The exercise: Return all the data below as it stands, minus the pictures.

Exercise input:
◆ ◆ ◆ ◆ ◆

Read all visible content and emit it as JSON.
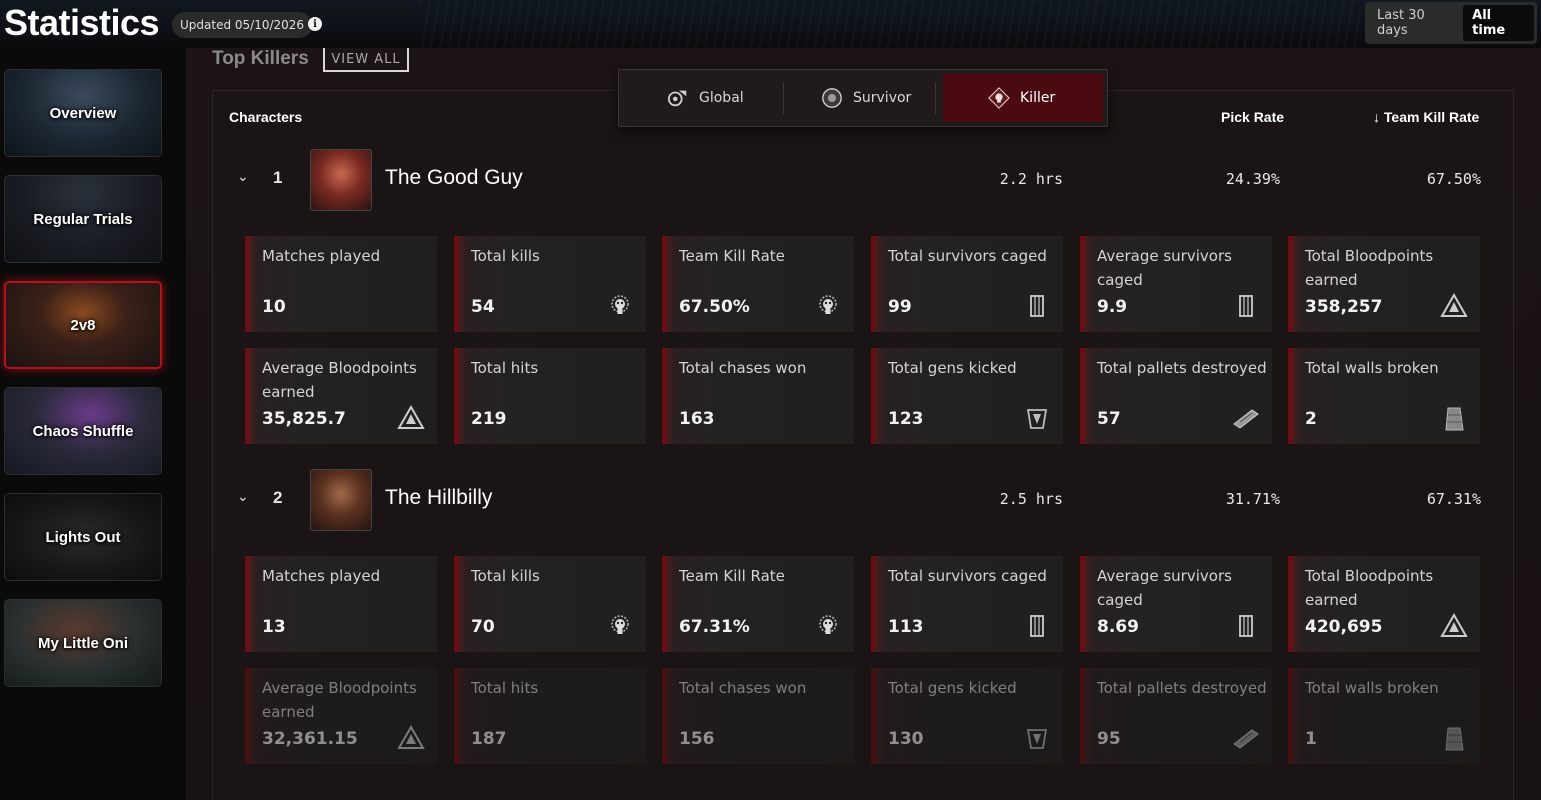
{
  "header": {
    "title": "Statistics",
    "updated": "Updated 05/10/2026",
    "range_options": [
      "Last 30 days",
      "All time"
    ],
    "active_range": "All time"
  },
  "sidebar": {
    "items": [
      {
        "label": "Overview"
      },
      {
        "label": "Regular Trials"
      },
      {
        "label": "2v8",
        "active": true
      },
      {
        "label": "Chaos Shuffle"
      },
      {
        "label": "Lights Out"
      },
      {
        "label": "My Little Oni"
      }
    ]
  },
  "main": {
    "section_title": "Top Killers",
    "view_all": "VIEW ALL",
    "role_tabs": [
      {
        "label": "Global",
        "icon": "global-icon"
      },
      {
        "label": "Survivor",
        "icon": "survivor-icon"
      },
      {
        "label": "Killer",
        "icon": "killer-icon",
        "active": true
      }
    ],
    "columns": {
      "characters": "Characters",
      "pick_rate": "Pick Rate",
      "team_kill_rate": "Team Kill Rate"
    },
    "characters": [
      {
        "rank": "1",
        "name": "The Good Guy",
        "time": "2.2 hrs",
        "pick_rate": "24.39%",
        "team_kill_rate": "67.50%",
        "stats": [
          {
            "label": "Matches played",
            "value": "10",
            "icon": ""
          },
          {
            "label": "Total kills",
            "value": "54",
            "icon": "skull-icon"
          },
          {
            "label": "Team Kill Rate",
            "value": "67.50%",
            "icon": "skull-icon"
          },
          {
            "label": "Total survivors caged",
            "value": "99",
            "icon": "cage-icon"
          },
          {
            "label": "Average survivors caged",
            "value": "9.9",
            "icon": "cage-icon"
          },
          {
            "label": "Total Bloodpoints earned",
            "value": "358,257",
            "icon": "bloodpoints-icon"
          },
          {
            "label": "Average Bloodpoints earned",
            "value": "35,825.7",
            "icon": "bloodpoints-icon"
          },
          {
            "label": "Total hits",
            "value": "219",
            "icon": ""
          },
          {
            "label": "Total chases won",
            "value": "163",
            "icon": ""
          },
          {
            "label": "Total gens kicked",
            "value": "123",
            "icon": "generator-icon"
          },
          {
            "label": "Total pallets destroyed",
            "value": "57",
            "icon": "pallet-icon"
          },
          {
            "label": "Total walls broken",
            "value": "2",
            "icon": "wall-icon"
          }
        ]
      },
      {
        "rank": "2",
        "name": "The Hillbilly",
        "time": "2.5 hrs",
        "pick_rate": "31.71%",
        "team_kill_rate": "67.31%",
        "stats": [
          {
            "label": "Matches played",
            "value": "13",
            "icon": ""
          },
          {
            "label": "Total kills",
            "value": "70",
            "icon": "skull-icon"
          },
          {
            "label": "Team Kill Rate",
            "value": "67.31%",
            "icon": "skull-icon"
          },
          {
            "label": "Total survivors caged",
            "value": "113",
            "icon": "cage-icon"
          },
          {
            "label": "Average survivors caged",
            "value": "8.69",
            "icon": "cage-icon"
          },
          {
            "label": "Total Bloodpoints earned",
            "value": "420,695",
            "icon": "bloodpoints-icon"
          },
          {
            "label": "Average Bloodpoints earned",
            "value": "32,361.15",
            "icon": "bloodpoints-icon"
          },
          {
            "label": "Total hits",
            "value": "187",
            "icon": ""
          },
          {
            "label": "Total chases won",
            "value": "156",
            "icon": ""
          },
          {
            "label": "Total gens kicked",
            "value": "130",
            "icon": "generator-icon"
          },
          {
            "label": "Total pallets destroyed",
            "value": "95",
            "icon": "pallet-icon"
          },
          {
            "label": "Total walls broken",
            "value": "1",
            "icon": "wall-icon"
          }
        ]
      }
    ]
  },
  "colors": {
    "accent": "#b3121a",
    "active_tab": "#4a0a10",
    "panel": "#1a1414"
  }
}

◆ ◆ ◆ ◆ ◆

Solved problem:
Read all visible content and emit it as JSON.
{
  "header": {
    "title": "Statistics",
    "updated": "Updated 05/10/2026",
    "range_options": [
      "Last 30 days",
      "All time"
    ],
    "active_range": "All time"
  },
  "sidebar": {
    "items": [
      {
        "label": "Overview"
      },
      {
        "label": "Regular Trials"
      },
      {
        "label": "2v8",
        "active": true
      },
      {
        "label": "Chaos Shuffle"
      },
      {
        "label": "Lights Out"
      },
      {
        "label": "My Little Oni"
      }
    ]
  },
  "main": {
    "section_title": "Top Killers",
    "view_all": "VIEW ALL",
    "role_tabs": [
      {
        "label": "Global",
        "icon": "global-icon"
      },
      {
        "label": "Survivor",
        "icon": "survivor-icon"
      },
      {
        "label": "Killer",
        "icon": "killer-icon",
        "active": true
      }
    ],
    "columns": {
      "characters": "Characters",
      "pick_rate": "Pick Rate",
      "team_kill_rate": "Team Kill Rate"
    },
    "characters": [
      {
        "rank": "1",
        "name": "The Good Guy",
        "time": "2.2 hrs",
        "pick_rate": "24.39%",
        "team_kill_rate": "67.50%",
        "stats": [
          {
            "label": "Matches played",
            "value": "10",
            "icon": ""
          },
          {
            "label": "Total kills",
            "value": "54",
            "icon": "skull-icon"
          },
          {
            "label": "Team Kill Rate",
            "value": "67.50%",
            "icon": "skull-icon"
          },
          {
            "label": "Total survivors caged",
            "value": "99",
            "icon": "cage-icon"
          },
          {
            "label": "Average survivors caged",
            "value": "9.9",
            "icon": "cage-icon"
          },
          {
            "label": "Total Bloodpoints earned",
            "value": "358,257",
            "icon": "bloodpoints-icon"
          },
          {
            "label": "Average Bloodpoints earned",
            "value": "35,825.7",
            "icon": "bloodpoints-icon"
          },
          {
            "label": "Total hits",
            "value": "219",
            "icon": ""
          },
          {
            "label": "Total chases won",
            "value": "163",
            "icon": ""
          },
          {
            "label": "Total gens kicked",
            "value": "123",
            "icon": "generator-icon"
          },
          {
            "label": "Total pallets destroyed",
            "value": "57",
            "icon": "pallet-icon"
          },
          {
            "label": "Total walls broken",
            "value": "2",
            "icon": "wall-icon"
          }
        ]
      },
      {
        "rank": "2",
        "name": "The Hillbilly",
        "time": "2.5 hrs",
        "pick_rate": "31.71%",
        "team_kill_rate": "67.31%",
        "stats": [
          {
            "label": "Matches played",
            "value": "13",
            "icon": ""
          },
          {
            "label": "Total kills",
            "value": "70",
            "icon": "skull-icon"
          },
          {
            "label": "Team Kill Rate",
            "value": "67.31%",
            "icon": "skull-icon"
          },
          {
            "label": "Total survivors caged",
            "value": "113",
            "icon": "cage-icon"
          },
          {
            "label": "Average survivors caged",
            "value": "8.69",
            "icon": "cage-icon"
          },
          {
            "label": "Total Bloodpoints earned",
            "value": "420,695",
            "icon": "bloodpoints-icon"
          },
          {
            "label": "Average Bloodpoints earned",
            "value": "32,361.15",
            "icon": "bloodpoints-icon"
          },
          {
            "label": "Total hits",
            "value": "187",
            "icon": ""
          },
          {
            "label": "Total chases won",
            "value": "156",
            "icon": ""
          },
          {
            "label": "Total gens kicked",
            "value": "130",
            "icon": "generator-icon"
          },
          {
            "label": "Total pallets destroyed",
            "value": "95",
            "icon": "pallet-icon"
          },
          {
            "label": "Total walls broken",
            "value": "1",
            "icon": "wall-icon"
          }
        ]
      }
    ]
  },
  "colors": {
    "accent": "#b3121a",
    "active_tab": "#4a0a10",
    "panel": "#1a1414"
  }
}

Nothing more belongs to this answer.